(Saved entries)
┏━━
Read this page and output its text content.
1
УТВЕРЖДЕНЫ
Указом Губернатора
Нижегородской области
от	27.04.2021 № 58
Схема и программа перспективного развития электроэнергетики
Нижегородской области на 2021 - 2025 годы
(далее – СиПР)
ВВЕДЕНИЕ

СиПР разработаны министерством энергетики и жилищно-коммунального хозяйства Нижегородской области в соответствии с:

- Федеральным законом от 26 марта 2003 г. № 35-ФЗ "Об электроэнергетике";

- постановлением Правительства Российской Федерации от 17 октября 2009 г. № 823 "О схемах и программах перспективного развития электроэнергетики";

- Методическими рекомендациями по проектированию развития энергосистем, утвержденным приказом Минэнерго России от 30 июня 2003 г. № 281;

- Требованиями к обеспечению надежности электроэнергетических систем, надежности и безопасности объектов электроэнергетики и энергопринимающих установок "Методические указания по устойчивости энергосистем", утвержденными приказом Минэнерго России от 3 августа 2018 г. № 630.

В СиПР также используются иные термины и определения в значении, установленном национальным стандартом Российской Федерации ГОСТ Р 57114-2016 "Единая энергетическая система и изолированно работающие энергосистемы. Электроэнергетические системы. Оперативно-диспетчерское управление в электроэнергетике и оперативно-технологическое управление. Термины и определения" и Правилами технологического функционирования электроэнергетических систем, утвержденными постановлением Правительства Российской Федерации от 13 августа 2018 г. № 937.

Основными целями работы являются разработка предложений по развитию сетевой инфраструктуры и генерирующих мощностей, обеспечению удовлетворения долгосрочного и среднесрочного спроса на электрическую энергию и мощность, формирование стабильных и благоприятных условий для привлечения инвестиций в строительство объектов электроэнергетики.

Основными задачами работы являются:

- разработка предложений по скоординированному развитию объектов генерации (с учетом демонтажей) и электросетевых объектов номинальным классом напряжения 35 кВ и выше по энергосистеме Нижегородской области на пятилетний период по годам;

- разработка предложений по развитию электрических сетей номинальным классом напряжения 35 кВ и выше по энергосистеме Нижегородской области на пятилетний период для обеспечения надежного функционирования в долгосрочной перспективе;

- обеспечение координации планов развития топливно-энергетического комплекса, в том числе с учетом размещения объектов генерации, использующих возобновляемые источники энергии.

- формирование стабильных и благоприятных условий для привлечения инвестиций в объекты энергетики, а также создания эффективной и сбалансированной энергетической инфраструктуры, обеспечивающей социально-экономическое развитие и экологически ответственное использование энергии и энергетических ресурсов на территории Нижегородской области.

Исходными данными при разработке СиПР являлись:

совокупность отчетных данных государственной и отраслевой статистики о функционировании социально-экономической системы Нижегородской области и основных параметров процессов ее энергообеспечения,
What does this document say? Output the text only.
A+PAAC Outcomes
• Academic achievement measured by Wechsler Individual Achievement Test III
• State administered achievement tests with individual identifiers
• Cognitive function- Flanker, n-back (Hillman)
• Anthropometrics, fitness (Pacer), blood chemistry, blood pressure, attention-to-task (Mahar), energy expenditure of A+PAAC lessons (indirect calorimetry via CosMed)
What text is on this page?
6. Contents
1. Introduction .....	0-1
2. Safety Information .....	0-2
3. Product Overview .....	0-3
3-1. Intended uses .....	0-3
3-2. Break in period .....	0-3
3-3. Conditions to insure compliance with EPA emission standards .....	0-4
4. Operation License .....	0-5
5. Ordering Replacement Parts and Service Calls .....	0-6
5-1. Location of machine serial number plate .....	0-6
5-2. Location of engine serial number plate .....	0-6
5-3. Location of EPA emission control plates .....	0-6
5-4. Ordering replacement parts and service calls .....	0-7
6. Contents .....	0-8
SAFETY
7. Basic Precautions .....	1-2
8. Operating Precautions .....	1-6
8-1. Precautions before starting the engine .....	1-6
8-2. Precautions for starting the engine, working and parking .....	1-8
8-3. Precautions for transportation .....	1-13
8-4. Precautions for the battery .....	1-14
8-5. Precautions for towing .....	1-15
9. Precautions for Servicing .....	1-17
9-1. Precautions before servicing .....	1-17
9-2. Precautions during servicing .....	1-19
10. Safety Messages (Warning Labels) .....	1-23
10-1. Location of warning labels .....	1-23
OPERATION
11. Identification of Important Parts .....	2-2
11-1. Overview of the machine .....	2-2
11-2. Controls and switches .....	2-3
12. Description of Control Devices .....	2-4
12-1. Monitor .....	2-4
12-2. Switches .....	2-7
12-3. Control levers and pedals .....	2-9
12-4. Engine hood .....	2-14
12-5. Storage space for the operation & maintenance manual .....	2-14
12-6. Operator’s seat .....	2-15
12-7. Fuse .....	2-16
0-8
┗━━
> [Written instruction] Copy out the whole listing exactly as written.

> [Exercise response]
Read this page and output its text content.
1
УТВЕРЖДЕНЫ
Указом Губернатора
Нижегородской области
от	27.04.2021 № 58
Схема и программа перспективного развития электроэнергетики
Нижегородской области на 2021 - 2025 годы
(далее – СиПР)
ВВЕДЕНИЕ

СиПР разработаны министерством энергетики и жилищно-коммунального хозяйства Нижегородской области в соответствии с:

- Федеральным законом от 26 марта 2003 г. № 35-ФЗ "Об электроэнергетике";

- постановлением Правительства Российской Федерации от 17 октября 2009 г. № 823 "О схемах и программах перспективного развития электроэнергетики";

- Методическими рекомендациями по проектированию развития энергосистем, утвержденным приказом Минэнерго России от 30 июня 2003 г. № 281;

- Требованиями к обеспечению надежности электроэнергетических систем, надежности и безопасности объектов электроэнергетики и энергопринимающих установок "Методические указания по устойчивости энергосистем", утвержденными приказом Минэнерго России от 3 августа 2018 г. № 630.

В СиПР также используются иные термины и определения в значении, установленном национальным стандартом Российской Федерации ГОСТ Р 57114-2016 "Единая энергетическая система и изолированно работающие энергосистемы. Электроэнергетические системы. Оперативно-диспетчерское управление в электроэнергетике и оперативно-технологическое управление. Термины и определения" и Правилами технологического функционирования электроэнергетических систем, утвержденными постановлением Правительства Российской Федерации от 13 августа 2018 г. № 937.

Основными целями работы являются разработка предложений по развитию сетевой инфраструктуры и генерирующих мощностей, обеспечению удовлетворения долгосрочного и среднесрочного спроса на электрическую энергию и мощность, формирование стабильных и благоприятных условий для привлечения инвестиций в строительство объектов электроэнергетики.

Основными задачами работы являются:

- разработка предложений по скоординированному развитию объектов генерации (с учетом демонтажей) и электросетевых объектов номинальным классом напряжения 35 кВ и выше по энергосистеме Нижегородской области на пятилетний период по годам;

- разработка предложений по развитию электрических сетей номинальным классом напряжения 35 кВ и выше по энергосистеме Нижегородской области на пятилетний период для обеспечения надежного функционирования в долгосрочной перспективе;

- обеспечение координации планов развития топливно-энергетического комплекса, в том числе с учетом размещения объектов генерации, использующих возобновляемые источники энергии.

- формирование стабильных и благоприятных условий для привлечения инвестиций в объекты энергетики, а также создания эффективной и сбалансированной энергетической инфраструктуры, обеспечивающей социально-экономическое развитие и экологически ответственное использование энергии и энергетических ресурсов на территории Нижегородской области.

Исходными данными при разработке СиПР являлись:

совокупность отчетных данных государственной и отраслевой статистики о функционировании социально-экономической системы Нижегородской области и основных параметров процессов ее энергообеспечения,
What does this document say? Output the text only.
A+PAAC Outcomes
• Academic achievement measured by Wechsler Individual Achievement Test III
• State administered achievement tests with individual identifiers
• Cognitive function- Flanker, n-back (Hillman)
• Anthropometrics, fitness (Pacer), blood chemistry, blood pressure, attention-to-task (Mahar), energy expenditure of A+PAAC lessons (indirect calorimetry via CosMed)
What text is on this page?
6. Contents
1. Introduction .....	0-1
2. Safety Information .....	0-2
3. Product Overview .....	0-3
3-1. Intended uses .....	0-3
3-2. Break in period .....	0-3
3-3. Conditions to insure compliance with EPA emission standards .....	0-4
4. Operation License .....	0-5
5. Ordering Replacement Parts and Service Calls .....	0-6
5-1. Location of machine serial number plate .....	0-6
5-2. Location of engine serial number plate .....	0-6
5-3. Location of EPA emission control plates .....	0-6
5-4. Ordering replacement parts and service calls .....	0-7
6. Contents .....	0-8
SAFETY
7. Basic Precautions .....	1-2
8. Operating Precautions .....	1-6
8-1. Precautions before starting the engine .....	1-6
8-2. Precautions for starting the engine, working and parking .....	1-8
8-3. Precautions for transportation .....	1-13
8-4. Precautions for the battery .....	1-14
8-5. Precautions for towing .....	1-15
9. Precautions for Servicing .....	1-17
9-1. Precautions before servicing .....	1-17
9-2. Precautions during servicing .....	1-19
10. Safety Messages (Warning Labels) .....	1-23
10-1. Location of warning labels .....	1-23
OPERATION
11. Identification of Important Parts .....	2-2
11-1. Overview of the machine .....	2-2
11-2. Controls and switches .....	2-3
12. Description of Control Devices .....	2-4
12-1. Monitor .....	2-4
12-2. Switches .....	2-7
12-3. Control levers and pedals .....	2-9
12-4. Engine hood .....	2-14
12-5. Storage space for the operation & maintenance manual .....	2-14
12-6. Operator’s seat .....	2-15
12-7. Fuse .....	2-16
0-8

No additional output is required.